= Exercise instructions =
Extract every line below that contains the word "Matthew".
------ Provided records ------
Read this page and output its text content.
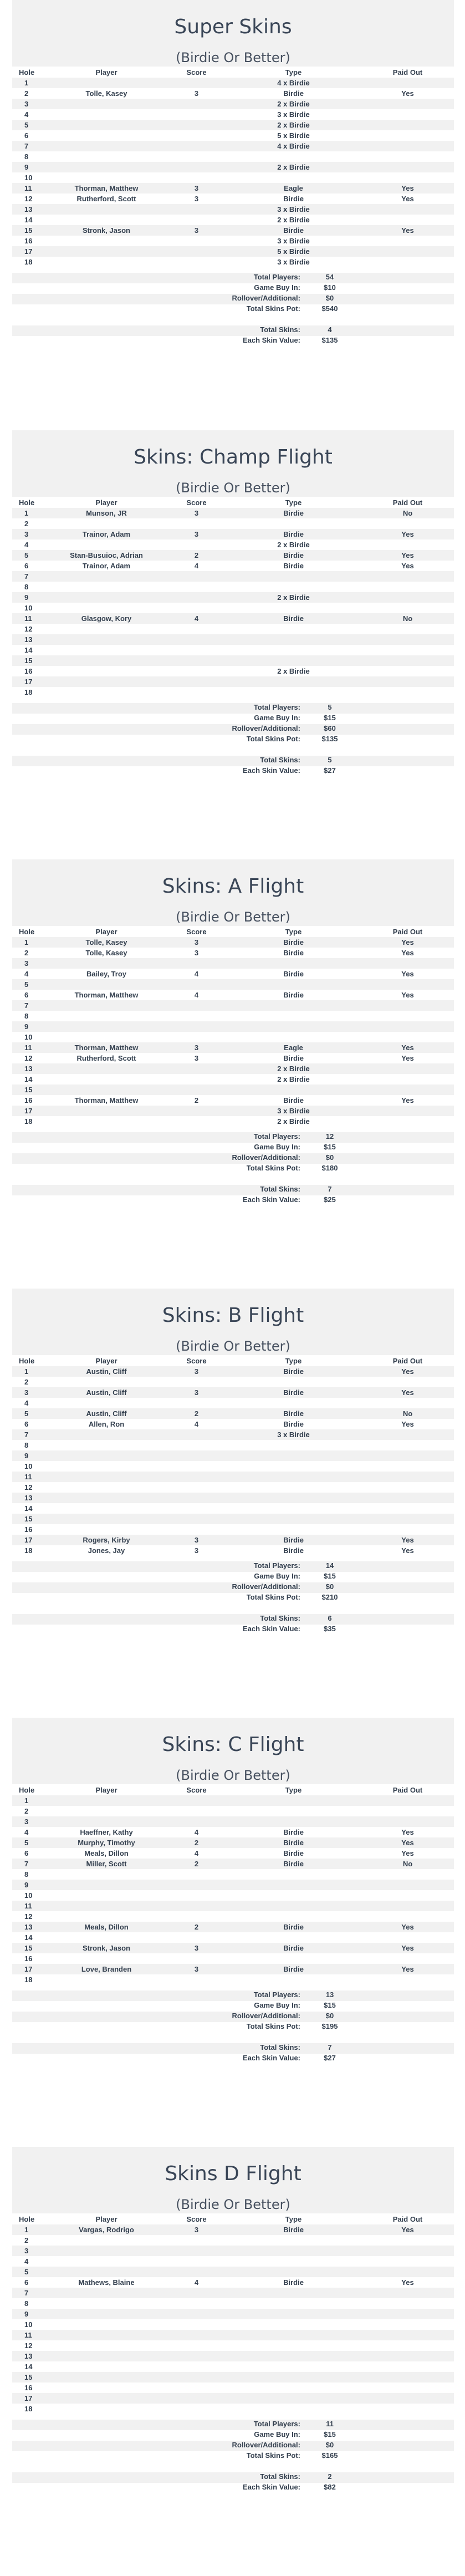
Super Skins
(Birdie Or Better)
Hole	Player	Score	Type	Paid Out
1			4 x Birdie	
2	Tolle, Kasey	3	Birdie	Yes
3			2 x Birdie	
4			3 x Birdie	
5			2 x Birdie	
6			5 x Birdie	
7			4 x Birdie	
8				
9			2 x Birdie	
10				
11	Thorman, Matthew	3	Eagle	Yes
12	Rutherford, Scott	3	Birdie	Yes
13			3 x Birdie	
14			2 x Birdie	
15	Stronk, Jason	3	Birdie	Yes
16			3 x Birdie	
17			5 x Birdie	
18			3 x Birdie	
Total Players:	54
Game Buy In:	$10
Rollover/Additional:	$0
Total Skins Pot:	$540
Total Skins:	4
Each Skin Value:	$135
Skins: Champ Flight
(Birdie Or Better)
Hole	Player	Score	Type	Paid Out
1	Munson, JR	3	Birdie	No
2				
3	Trainor, Adam	3	Birdie	Yes
4			2 x Birdie	
5	Stan-Busuioc, Adrian	2	Birdie	Yes
6	Trainor, Adam	4	Birdie	Yes
7				
8				
9			2 x Birdie	
10				
11	Glasgow, Kory	4	Birdie	No
12				
13				
14				
15				
16			2 x Birdie	
17				
18				
Total Players:	5
Game Buy In:	$15
Rollover/Additional:	$60
Total Skins Pot:	$135
Total Skins:	5
Each Skin Value:	$27
Skins: A Flight
(Birdie Or Better)
Hole	Player	Score	Type	Paid Out
1	Tolle, Kasey	3	Birdie	Yes
2	Tolle, Kasey	3	Birdie	Yes
3				
4	Bailey, Troy	4	Birdie	Yes
5				
6	Thorman, Matthew	4	Birdie	Yes
7				
8				
9				
10				
11	Thorman, Matthew	3	Eagle	Yes
12	Rutherford, Scott	3	Birdie	Yes
13			2 x Birdie	
14			2 x Birdie	
15				
16	Thorman, Matthew	2	Birdie	Yes
17			3 x Birdie	
18			2 x Birdie	
Total Players:	12
Game Buy In:	$15
Rollover/Additional:	$0
Total Skins Pot:	$180
Total Skins:	7
Each Skin Value:	$25
Skins: B Flight
(Birdie Or Better)
Hole	Player	Score	Type	Paid Out
1	Austin, Cliff	3	Birdie	Yes
2				
3	Austin, Cliff	3	Birdie	Yes
4				
5	Austin, Cliff	2	Birdie	No
6	Allen, Ron	4	Birdie	Yes
7			3 x Birdie	
8				
9				
10				
11				
12				
13				
14				
15				
16				
17	Rogers, Kirby	3	Birdie	Yes
18	Jones, Jay	3	Birdie	Yes
Total Players:	14
Game Buy In:	$15
Rollover/Additional:	$0
Total Skins Pot:	$210
Total Skins:	6
Each Skin Value:	$35
Skins: C Flight
(Birdie Or Better)
Hole	Player	Score	Type	Paid Out
1				
2				
3				
4	Haeffner, Kathy	4	Birdie	Yes
5	Murphy, Timothy	2	Birdie	Yes
6	Meals, Dillon	4	Birdie	Yes
7	Miller, Scott	2	Birdie	No
8				
9				
10				
11				
12				
13	Meals, Dillon	2	Birdie	Yes
14				
15	Stronk, Jason	3	Birdie	Yes
16				
17	Love, Branden	3	Birdie	Yes
18				
Total Players:	13
Game Buy In:	$15
Rollover/Additional:	$0
Total Skins Pot:	$195
Total Skins:	7
Each Skin Value:	$27
Skins D Flight
(Birdie Or Better)
Hole	Player	Score	Type	Paid Out
1	Vargas, Rodrigo	3	Birdie	Yes
2				
3				
4				
5				
6	Mathews, Blaine	4	Birdie	Yes
7				
8				
9				
10				
11				
12				
13				
14				
15				
16				
17				
18				
Total Players:	11
Game Buy In:	$15
Rollover/Additional:	$0
Total Skins Pot:	$165
Total Skins:	2
Each Skin Value:	$82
------
= Final answer =
11	Thorman, Matthew	3	Eagle	Yes
6	Thorman, Matthew	4	Birdie	Yes
11	Thorman, Matthew	3	Eagle	Yes
16	Thorman, Matthew	2	Birdie	Yes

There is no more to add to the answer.